■ Set task:
Retype the records below exactly as they appear, but leave out any pictures.
:: Provided records ::
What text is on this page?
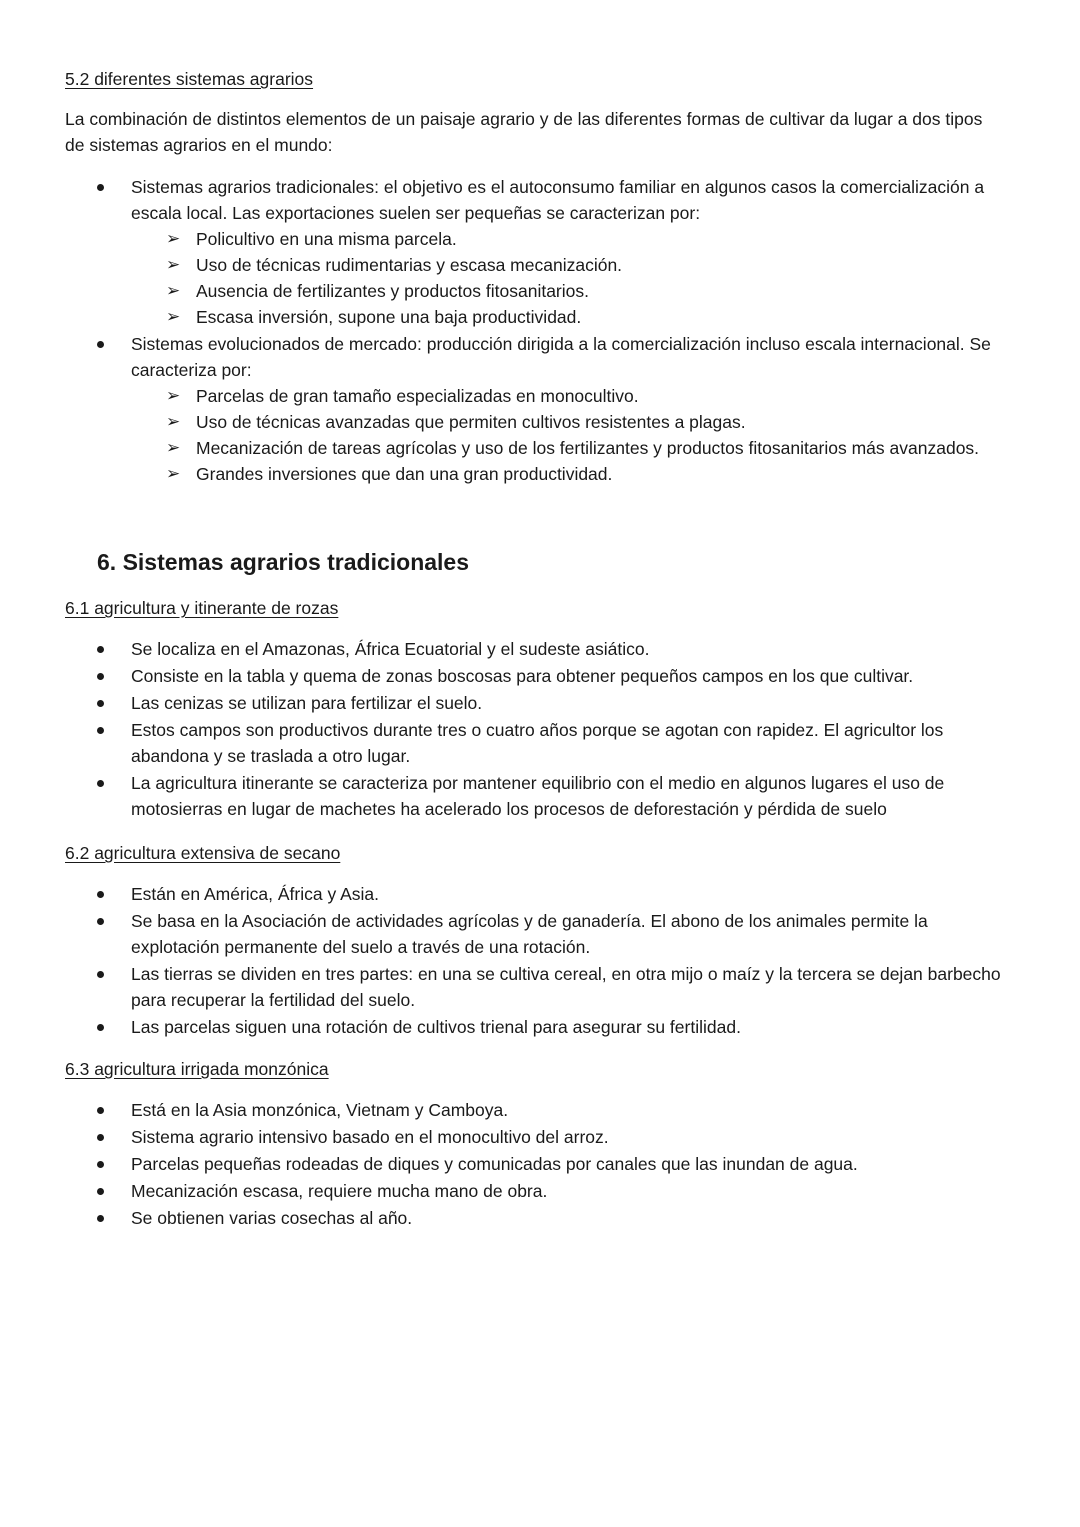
5.2 diferentes sistemas agrarios
La combinación de distintos elementos de un paisaje agrario y de las diferentes formas de cultivar da lugar a dos tipos de sistemas agrarios en el mundo:
Sistemas agrarios tradicionales: el objetivo es el autoconsumo familiar en algunos casos la comercialización a escala local. Las exportaciones suelen ser pequeñas se caracterizan por:
➢ Policultivo en una misma parcela.
➢ Uso de técnicas rudimentarias y escasa mecanización.
➢ Ausencia de fertilizantes y productos fitosanitarios.
➢ Escasa inversión, supone una baja productividad.
Sistemas evolucionados de mercado: producción dirigida a la comercialización incluso escala internacional. Se caracteriza por:
➢ Parcelas de gran tamaño especializadas en monocultivo.
➢ Uso de técnicas avanzadas que permiten cultivos resistentes a plagas.
➢ Mecanización de tareas agrícolas y uso de los fertilizantes y productos fitosanitarios más avanzados.
➢ Grandes inversiones que dan una gran productividad.
6. Sistemas agrarios tradicionales
6.1 agricultura y itinerante de rozas
Se localiza en el Amazonas, África Ecuatorial y el sudeste asiático.
Consiste en la tabla y quema de zonas boscosas para obtener pequeños campos en los que cultivar.
Las cenizas se utilizan para fertilizar el suelo.
Estos campos son productivos durante tres o cuatro años porque se agotan con rapidez. El agricultor los abandona y se traslada a otro lugar.
La agricultura itinerante se caracteriza por mantener equilibrio con el medio en algunos lugares el uso de motosierras en lugar de machetes ha acelerado los procesos de deforestación y pérdida de suelo
6.2 agricultura extensiva de secano
Están en América, África y Asia.
Se basa en la Asociación de actividades agrícolas y de ganadería. El abono de los animales permite la explotación permanente del suelo a través de una rotación.
Las tierras se dividen en tres partes: en una se cultiva cereal, en otra mijo o maíz y la tercera se dejan barbecho para recuperar la fertilidad del suelo.
Las parcelas siguen una rotación de cultivos trienal para asegurar su fertilidad.
6.3 agricultura irrigada monzónica
Está en la Asia monzónica, Vietnam y Camboya.
Sistema agrario intensivo basado en el monocultivo del arroz.
Parcelas pequeñas rodeadas de diques y comunicadas por canales que las inundan de agua.
Mecanización escasa, requiere mucha mano de obra.
Se obtienen varias cosechas al año.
:::
■ Output for this exercise:
What text is on this page?
5.2 diferentes sistemas agrarios
La combinación de distintos elementos de un paisaje agrario y de las diferentes formas de cultivar da lugar a dos tipos de sistemas agrarios en el mundo:
Sistemas agrarios tradicionales: el objetivo es el autoconsumo familiar en algunos casos la comercialización a escala local. Las exportaciones suelen ser pequeñas se caracterizan por:
➢ Policultivo en una misma parcela.
➢ Uso de técnicas rudimentarias y escasa mecanización.
➢ Ausencia de fertilizantes y productos fitosanitarios.
➢ Escasa inversión, supone una baja productividad.
Sistemas evolucionados de mercado: producción dirigida a la comercialización incluso escala internacional. Se caracteriza por:
➢ Parcelas de gran tamaño especializadas en monocultivo.
➢ Uso de técnicas avanzadas que permiten cultivos resistentes a plagas.
➢ Mecanización de tareas agrícolas y uso de los fertilizantes y productos fitosanitarios más avanzados.
➢ Grandes inversiones que dan una gran productividad.
6. Sistemas agrarios tradicionales
6.1 agricultura y itinerante de rozas
Se localiza en el Amazonas, África Ecuatorial y el sudeste asiático.
Consiste en la tabla y quema de zonas boscosas para obtener pequeños campos en los que cultivar.
Las cenizas se utilizan para fertilizar el suelo.
Estos campos son productivos durante tres o cuatro años porque se agotan con rapidez. El agricultor los abandona y se traslada a otro lugar.
La agricultura itinerante se caracteriza por mantener equilibrio con el medio en algunos lugares el uso de motosierras en lugar de machetes ha acelerado los procesos de deforestación y pérdida de suelo
6.2 agricultura extensiva de secano
Están en América, África y Asia.
Se basa en la Asociación de actividades agrícolas y de ganadería. El abono de los animales permite la explotación permanente del suelo a través de una rotación.
Las tierras se dividen en tres partes: en una se cultiva cereal, en otra mijo o maíz y la tercera se dejan barbecho para recuperar la fertilidad del suelo.
Las parcelas siguen una rotación de cultivos trienal para asegurar su fertilidad.
6.3 agricultura irrigada monzónica
Está en la Asia monzónica, Vietnam y Camboya.
Sistema agrario intensivo basado en el monocultivo del arroz.
Parcelas pequeñas rodeadas de diques y comunicadas por canales que las inundan de agua.
Mecanización escasa, requiere mucha mano de obra.
Se obtienen varias cosechas al año.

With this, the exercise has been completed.